== WORK REQUIRED ==
Return each line containing the string "January".

(Lines of data)
§

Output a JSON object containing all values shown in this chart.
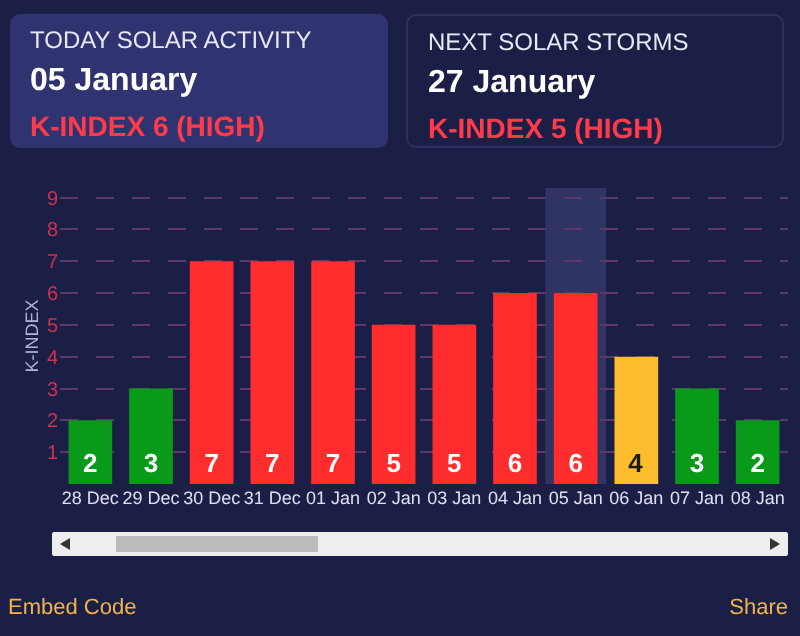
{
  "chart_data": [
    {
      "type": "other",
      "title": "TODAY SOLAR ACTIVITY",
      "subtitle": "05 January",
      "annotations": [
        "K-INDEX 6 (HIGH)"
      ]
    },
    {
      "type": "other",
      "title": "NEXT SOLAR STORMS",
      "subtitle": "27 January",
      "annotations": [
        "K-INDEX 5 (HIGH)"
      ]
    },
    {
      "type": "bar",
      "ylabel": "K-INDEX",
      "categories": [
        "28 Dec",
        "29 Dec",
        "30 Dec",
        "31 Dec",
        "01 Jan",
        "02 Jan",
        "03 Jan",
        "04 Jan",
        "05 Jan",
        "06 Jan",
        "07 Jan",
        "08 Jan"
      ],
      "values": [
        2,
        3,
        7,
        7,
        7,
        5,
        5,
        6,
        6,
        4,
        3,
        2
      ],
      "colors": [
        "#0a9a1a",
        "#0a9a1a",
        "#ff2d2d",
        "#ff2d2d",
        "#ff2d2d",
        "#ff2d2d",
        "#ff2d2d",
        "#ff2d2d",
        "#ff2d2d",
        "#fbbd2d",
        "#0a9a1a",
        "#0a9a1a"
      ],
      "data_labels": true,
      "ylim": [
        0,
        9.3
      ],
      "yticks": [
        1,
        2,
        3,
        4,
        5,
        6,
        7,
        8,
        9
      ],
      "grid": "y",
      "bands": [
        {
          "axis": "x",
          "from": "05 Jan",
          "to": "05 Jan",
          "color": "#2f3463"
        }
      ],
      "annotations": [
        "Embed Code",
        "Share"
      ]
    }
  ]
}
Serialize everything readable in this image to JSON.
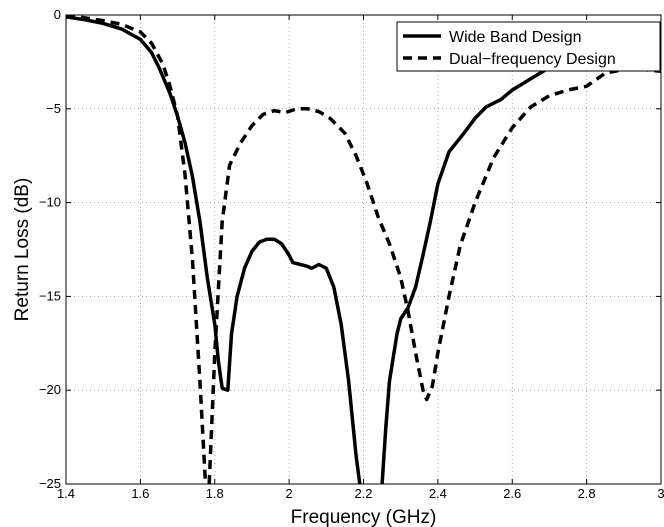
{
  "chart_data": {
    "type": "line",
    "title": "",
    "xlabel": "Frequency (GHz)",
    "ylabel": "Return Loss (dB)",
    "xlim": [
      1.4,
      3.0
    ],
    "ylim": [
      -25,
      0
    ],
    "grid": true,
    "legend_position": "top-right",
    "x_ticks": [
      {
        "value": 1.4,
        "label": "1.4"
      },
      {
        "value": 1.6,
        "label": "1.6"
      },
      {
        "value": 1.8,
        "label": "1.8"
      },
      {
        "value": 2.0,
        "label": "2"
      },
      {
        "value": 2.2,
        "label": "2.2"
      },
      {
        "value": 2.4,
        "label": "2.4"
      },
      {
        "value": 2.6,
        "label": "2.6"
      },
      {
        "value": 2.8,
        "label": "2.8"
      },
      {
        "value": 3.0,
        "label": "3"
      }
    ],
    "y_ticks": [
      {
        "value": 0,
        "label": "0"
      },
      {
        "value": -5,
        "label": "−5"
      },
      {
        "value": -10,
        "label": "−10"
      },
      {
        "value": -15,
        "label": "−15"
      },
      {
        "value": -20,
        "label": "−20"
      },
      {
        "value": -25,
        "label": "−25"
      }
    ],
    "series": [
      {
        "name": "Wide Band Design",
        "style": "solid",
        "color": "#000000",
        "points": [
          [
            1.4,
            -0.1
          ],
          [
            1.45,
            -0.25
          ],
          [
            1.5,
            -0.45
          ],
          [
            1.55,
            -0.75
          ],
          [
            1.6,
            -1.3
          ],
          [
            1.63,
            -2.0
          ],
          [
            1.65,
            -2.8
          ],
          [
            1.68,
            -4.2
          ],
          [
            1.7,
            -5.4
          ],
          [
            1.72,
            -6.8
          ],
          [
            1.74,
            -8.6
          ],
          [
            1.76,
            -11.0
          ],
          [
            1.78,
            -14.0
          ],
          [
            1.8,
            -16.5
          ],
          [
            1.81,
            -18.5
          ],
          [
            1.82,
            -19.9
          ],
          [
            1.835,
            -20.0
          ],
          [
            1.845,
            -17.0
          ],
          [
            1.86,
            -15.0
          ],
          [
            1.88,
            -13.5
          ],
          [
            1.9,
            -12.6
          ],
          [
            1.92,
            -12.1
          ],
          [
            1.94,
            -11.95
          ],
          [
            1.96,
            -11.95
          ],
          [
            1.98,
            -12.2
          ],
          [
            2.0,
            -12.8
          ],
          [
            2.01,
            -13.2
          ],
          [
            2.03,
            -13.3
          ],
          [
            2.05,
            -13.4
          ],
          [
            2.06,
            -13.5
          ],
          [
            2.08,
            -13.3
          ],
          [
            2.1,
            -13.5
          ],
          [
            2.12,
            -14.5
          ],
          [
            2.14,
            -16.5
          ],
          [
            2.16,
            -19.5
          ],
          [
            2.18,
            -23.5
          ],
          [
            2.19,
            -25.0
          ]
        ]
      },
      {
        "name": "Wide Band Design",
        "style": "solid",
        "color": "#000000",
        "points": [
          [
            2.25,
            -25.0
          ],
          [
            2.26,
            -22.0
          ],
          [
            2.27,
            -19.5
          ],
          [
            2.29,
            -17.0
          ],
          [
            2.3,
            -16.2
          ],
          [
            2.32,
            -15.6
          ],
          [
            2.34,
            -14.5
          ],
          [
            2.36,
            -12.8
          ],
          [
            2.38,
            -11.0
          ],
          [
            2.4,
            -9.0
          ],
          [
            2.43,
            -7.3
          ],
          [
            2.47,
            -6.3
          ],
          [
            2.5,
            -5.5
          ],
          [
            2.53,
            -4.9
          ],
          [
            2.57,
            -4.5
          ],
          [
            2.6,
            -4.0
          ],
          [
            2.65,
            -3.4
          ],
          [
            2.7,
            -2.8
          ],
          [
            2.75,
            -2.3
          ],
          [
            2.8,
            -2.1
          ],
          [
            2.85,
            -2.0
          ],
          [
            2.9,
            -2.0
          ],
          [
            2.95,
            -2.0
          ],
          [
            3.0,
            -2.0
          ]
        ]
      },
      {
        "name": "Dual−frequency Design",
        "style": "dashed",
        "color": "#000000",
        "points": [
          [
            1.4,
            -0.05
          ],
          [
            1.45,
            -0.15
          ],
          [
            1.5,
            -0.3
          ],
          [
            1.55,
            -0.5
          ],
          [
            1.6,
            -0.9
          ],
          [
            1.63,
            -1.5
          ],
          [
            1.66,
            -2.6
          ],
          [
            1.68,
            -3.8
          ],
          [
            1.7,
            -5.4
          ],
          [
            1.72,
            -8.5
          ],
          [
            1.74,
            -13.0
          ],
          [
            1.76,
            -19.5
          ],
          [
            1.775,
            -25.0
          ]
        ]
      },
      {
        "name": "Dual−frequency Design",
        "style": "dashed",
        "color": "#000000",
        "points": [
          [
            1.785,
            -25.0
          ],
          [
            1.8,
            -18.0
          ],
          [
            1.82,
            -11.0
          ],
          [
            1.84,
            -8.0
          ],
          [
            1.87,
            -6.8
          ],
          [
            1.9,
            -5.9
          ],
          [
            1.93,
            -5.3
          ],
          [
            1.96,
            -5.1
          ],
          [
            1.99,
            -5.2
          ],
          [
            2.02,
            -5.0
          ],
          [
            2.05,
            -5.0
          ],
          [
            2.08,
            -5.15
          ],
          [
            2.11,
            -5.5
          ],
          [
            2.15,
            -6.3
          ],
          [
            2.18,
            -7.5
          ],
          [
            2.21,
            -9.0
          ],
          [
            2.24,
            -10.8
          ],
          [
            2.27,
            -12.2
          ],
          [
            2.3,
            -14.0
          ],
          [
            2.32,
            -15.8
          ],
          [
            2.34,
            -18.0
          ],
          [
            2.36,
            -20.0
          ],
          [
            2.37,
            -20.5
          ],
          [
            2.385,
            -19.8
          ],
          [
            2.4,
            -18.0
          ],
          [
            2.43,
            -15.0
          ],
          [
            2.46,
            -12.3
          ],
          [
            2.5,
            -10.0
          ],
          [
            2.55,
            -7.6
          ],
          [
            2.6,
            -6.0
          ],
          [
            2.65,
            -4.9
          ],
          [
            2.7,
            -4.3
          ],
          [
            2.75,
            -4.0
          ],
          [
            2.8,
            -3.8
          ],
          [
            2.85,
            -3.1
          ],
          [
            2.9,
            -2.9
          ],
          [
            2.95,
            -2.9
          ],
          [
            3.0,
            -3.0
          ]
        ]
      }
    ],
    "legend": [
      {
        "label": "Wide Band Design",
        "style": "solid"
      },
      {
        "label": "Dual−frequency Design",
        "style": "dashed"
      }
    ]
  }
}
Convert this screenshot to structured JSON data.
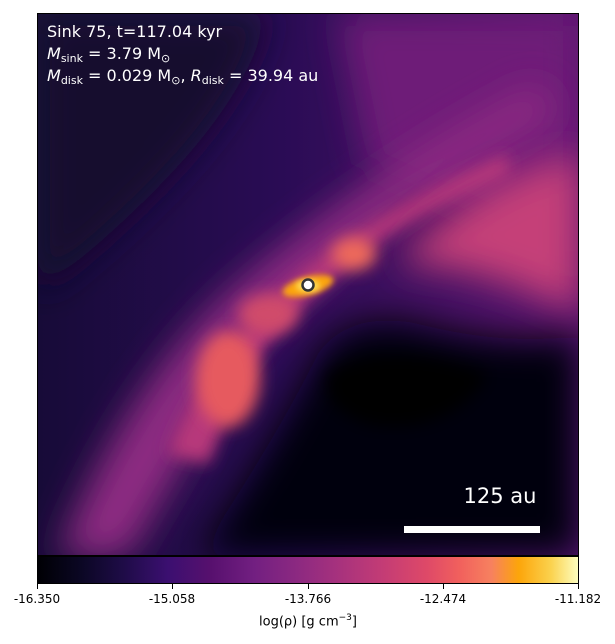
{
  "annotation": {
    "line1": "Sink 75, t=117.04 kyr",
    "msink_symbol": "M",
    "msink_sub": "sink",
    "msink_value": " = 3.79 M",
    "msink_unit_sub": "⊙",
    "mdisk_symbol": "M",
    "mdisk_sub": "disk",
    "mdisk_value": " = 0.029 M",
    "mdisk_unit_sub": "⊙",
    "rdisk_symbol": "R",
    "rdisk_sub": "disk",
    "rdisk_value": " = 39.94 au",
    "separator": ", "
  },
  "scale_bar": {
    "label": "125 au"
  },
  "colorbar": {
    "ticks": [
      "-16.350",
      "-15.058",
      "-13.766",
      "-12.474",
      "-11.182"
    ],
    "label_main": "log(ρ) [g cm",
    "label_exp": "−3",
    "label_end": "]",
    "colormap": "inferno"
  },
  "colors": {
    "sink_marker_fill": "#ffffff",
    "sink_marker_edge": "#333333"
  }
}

§

== WRITTEN ANSWER ==
      "subtitle": "05 January",
      "subtitle": "27 January",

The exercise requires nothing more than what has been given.